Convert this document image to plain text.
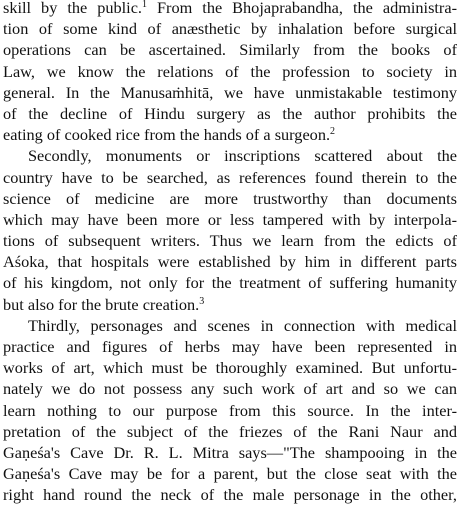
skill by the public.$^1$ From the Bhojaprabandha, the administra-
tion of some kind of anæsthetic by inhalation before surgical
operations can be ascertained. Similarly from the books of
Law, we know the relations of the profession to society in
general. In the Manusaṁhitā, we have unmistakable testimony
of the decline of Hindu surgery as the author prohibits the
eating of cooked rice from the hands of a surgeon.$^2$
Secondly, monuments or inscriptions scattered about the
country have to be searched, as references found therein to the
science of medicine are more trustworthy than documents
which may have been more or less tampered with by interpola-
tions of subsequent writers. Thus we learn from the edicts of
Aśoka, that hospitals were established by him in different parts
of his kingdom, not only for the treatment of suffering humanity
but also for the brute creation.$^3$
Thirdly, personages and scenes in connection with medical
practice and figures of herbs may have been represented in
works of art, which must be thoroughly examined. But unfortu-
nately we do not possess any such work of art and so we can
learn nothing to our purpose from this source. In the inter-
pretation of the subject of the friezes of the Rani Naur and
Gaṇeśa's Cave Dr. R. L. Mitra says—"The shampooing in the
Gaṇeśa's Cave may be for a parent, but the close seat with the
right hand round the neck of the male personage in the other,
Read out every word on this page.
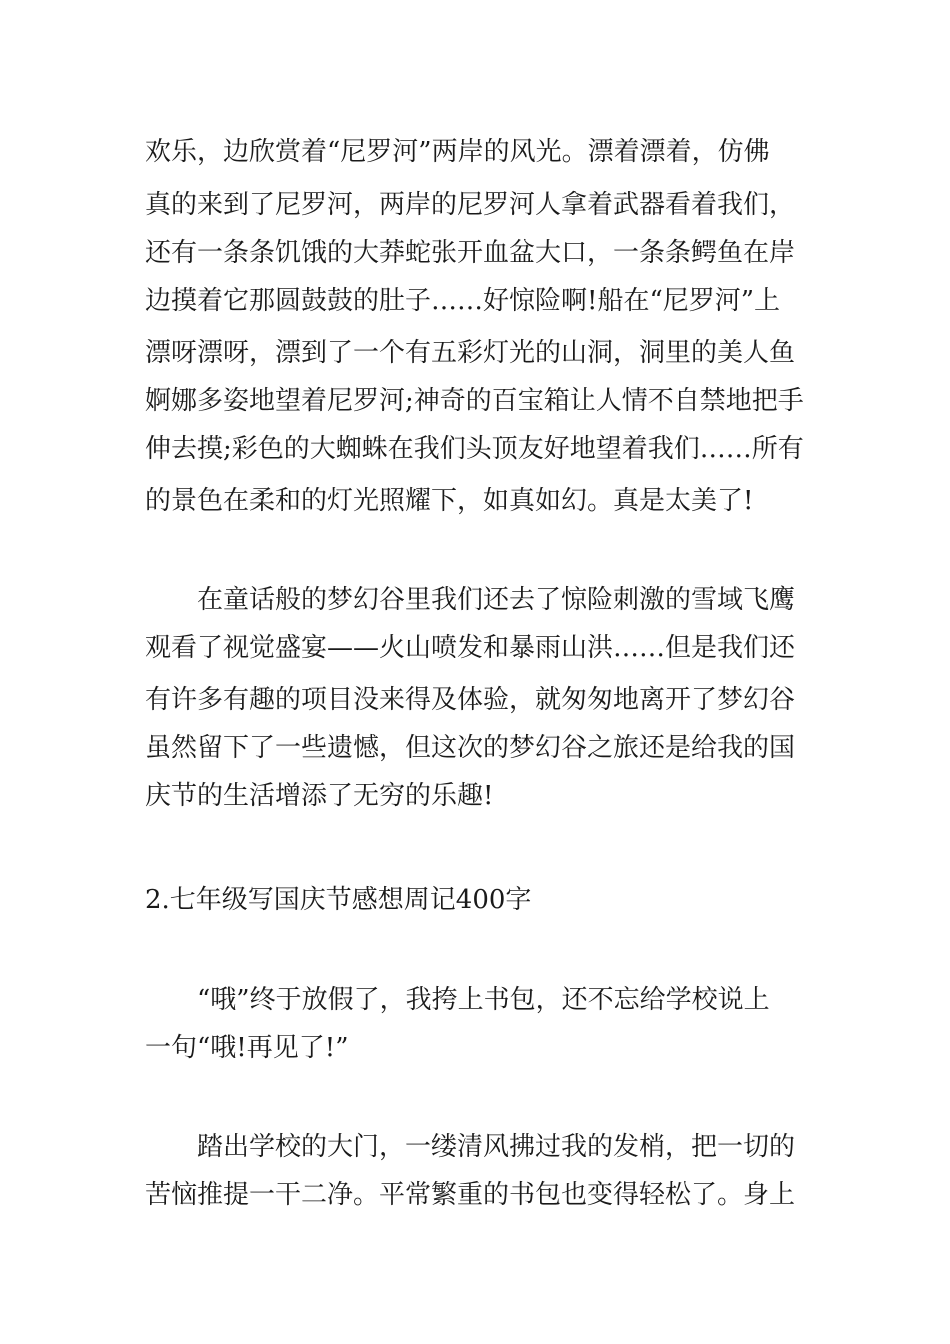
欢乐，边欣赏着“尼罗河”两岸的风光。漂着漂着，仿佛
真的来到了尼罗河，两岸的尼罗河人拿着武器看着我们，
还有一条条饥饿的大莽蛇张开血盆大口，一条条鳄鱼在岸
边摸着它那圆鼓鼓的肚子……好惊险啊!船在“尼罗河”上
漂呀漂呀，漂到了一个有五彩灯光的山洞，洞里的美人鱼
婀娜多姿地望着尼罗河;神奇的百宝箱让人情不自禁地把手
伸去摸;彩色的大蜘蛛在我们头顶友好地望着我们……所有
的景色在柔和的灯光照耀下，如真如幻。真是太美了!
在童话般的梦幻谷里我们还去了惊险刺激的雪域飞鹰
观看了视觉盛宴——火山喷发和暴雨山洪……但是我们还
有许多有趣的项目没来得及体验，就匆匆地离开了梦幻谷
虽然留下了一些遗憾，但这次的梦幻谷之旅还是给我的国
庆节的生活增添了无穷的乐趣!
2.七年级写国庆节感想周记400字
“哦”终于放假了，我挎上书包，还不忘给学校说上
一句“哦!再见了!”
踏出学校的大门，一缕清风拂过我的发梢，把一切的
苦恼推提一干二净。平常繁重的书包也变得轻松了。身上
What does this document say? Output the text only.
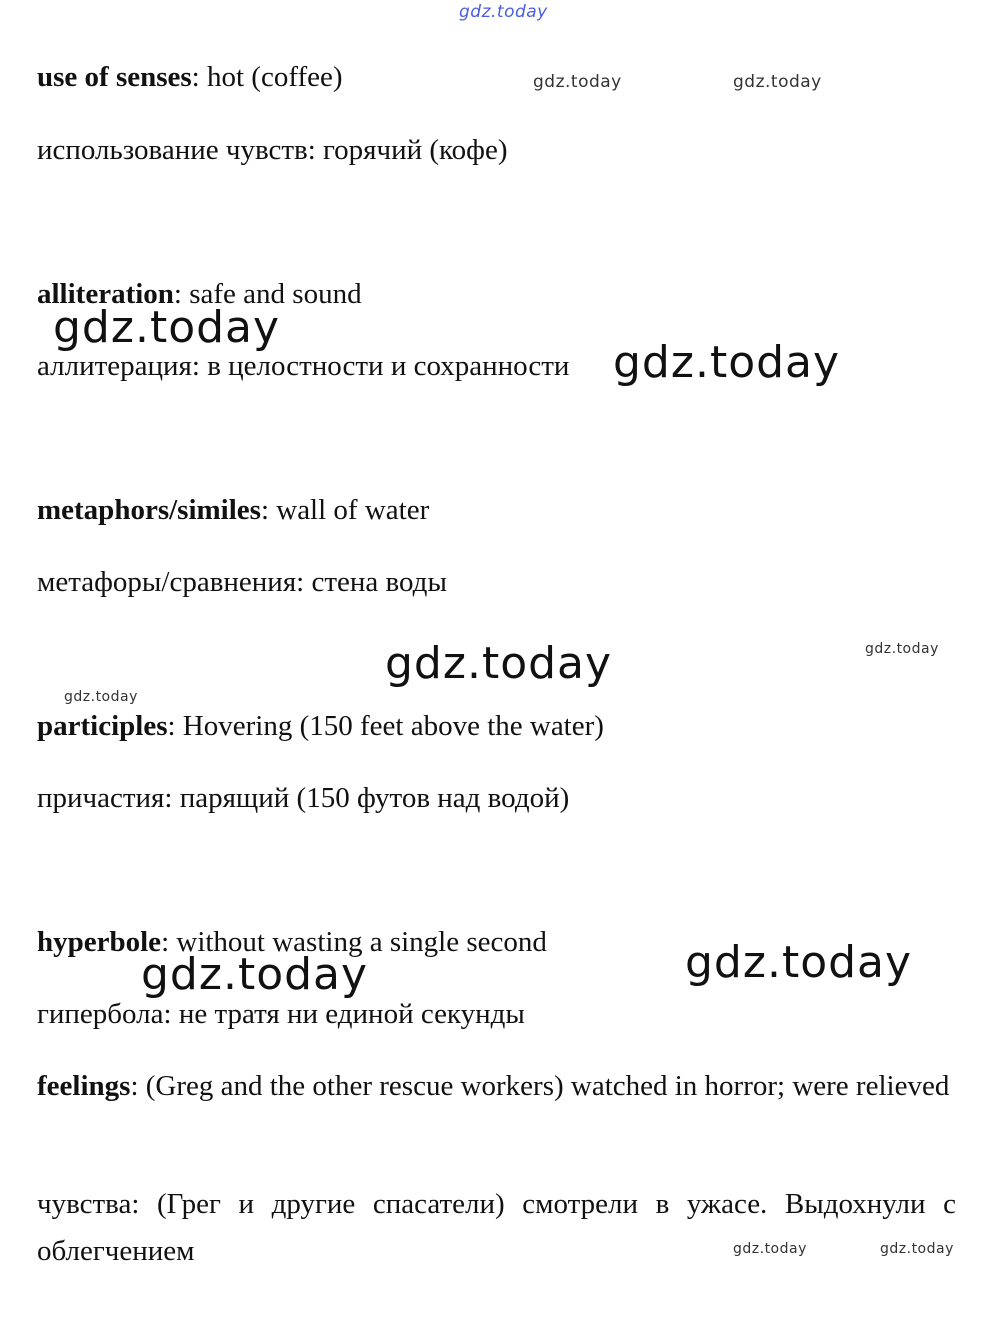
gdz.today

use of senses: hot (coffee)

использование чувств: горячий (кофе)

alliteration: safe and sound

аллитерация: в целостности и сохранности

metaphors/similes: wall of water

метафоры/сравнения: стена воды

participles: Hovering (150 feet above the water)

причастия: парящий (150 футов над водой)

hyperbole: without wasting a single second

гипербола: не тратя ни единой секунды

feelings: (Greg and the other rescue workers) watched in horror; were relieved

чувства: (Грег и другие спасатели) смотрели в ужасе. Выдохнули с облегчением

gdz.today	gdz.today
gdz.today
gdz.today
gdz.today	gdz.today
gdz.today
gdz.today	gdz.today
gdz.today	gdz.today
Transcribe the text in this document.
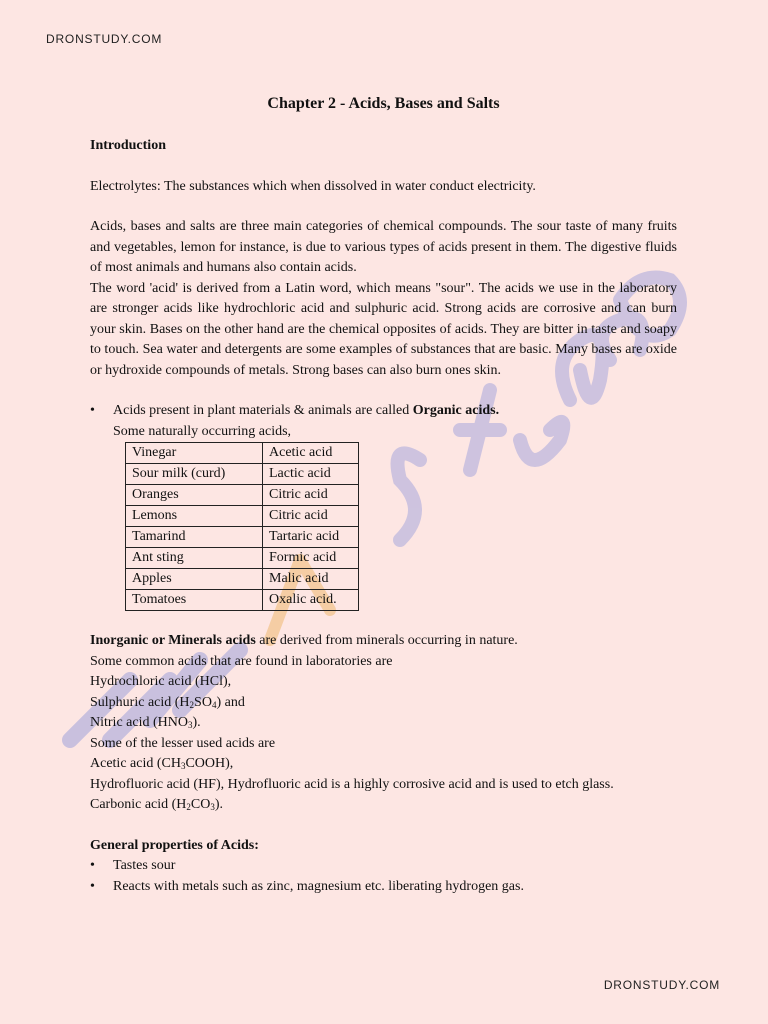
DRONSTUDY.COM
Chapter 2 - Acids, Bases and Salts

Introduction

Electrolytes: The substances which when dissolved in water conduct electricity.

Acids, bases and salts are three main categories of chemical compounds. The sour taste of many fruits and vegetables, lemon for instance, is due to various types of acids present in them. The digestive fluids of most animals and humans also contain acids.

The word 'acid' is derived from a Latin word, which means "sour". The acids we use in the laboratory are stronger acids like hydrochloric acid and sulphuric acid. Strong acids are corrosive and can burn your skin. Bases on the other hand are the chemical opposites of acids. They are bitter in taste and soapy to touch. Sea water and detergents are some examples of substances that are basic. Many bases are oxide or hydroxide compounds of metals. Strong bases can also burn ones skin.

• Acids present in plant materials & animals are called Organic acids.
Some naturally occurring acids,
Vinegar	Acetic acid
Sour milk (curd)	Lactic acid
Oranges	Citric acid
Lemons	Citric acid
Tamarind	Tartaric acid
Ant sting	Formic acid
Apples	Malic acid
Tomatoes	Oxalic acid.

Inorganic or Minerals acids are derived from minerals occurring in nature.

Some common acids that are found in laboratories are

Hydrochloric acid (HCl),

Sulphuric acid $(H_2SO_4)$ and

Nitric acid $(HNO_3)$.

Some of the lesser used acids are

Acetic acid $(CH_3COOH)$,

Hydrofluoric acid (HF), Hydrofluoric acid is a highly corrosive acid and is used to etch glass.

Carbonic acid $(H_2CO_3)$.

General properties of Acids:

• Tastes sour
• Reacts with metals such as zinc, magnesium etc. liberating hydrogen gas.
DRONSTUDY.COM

Your objective:
Copy each line of the data that contains the word "compounds".

Response:
Acids, bases and salts are three main categories of chemical compounds. The sour taste of many fruits and vegetables, lemon for instance, is due to various types of acids present in them. The digestive fluids of most animals and humans also contain acids.
The word 'acid' is derived from a Latin word, which means "sour". The acids we use in the laboratory are stronger acids like hydrochloric acid and sulphuric acid. Strong acids are corrosive and can burn your skin. Bases on the other hand are the chemical opposites of acids. They are bitter in taste and soapy to touch. Sea water and detergents are some examples of substances that are basic. Many bases are oxide or hydroxide compounds of metals. Strong bases can also burn ones skin.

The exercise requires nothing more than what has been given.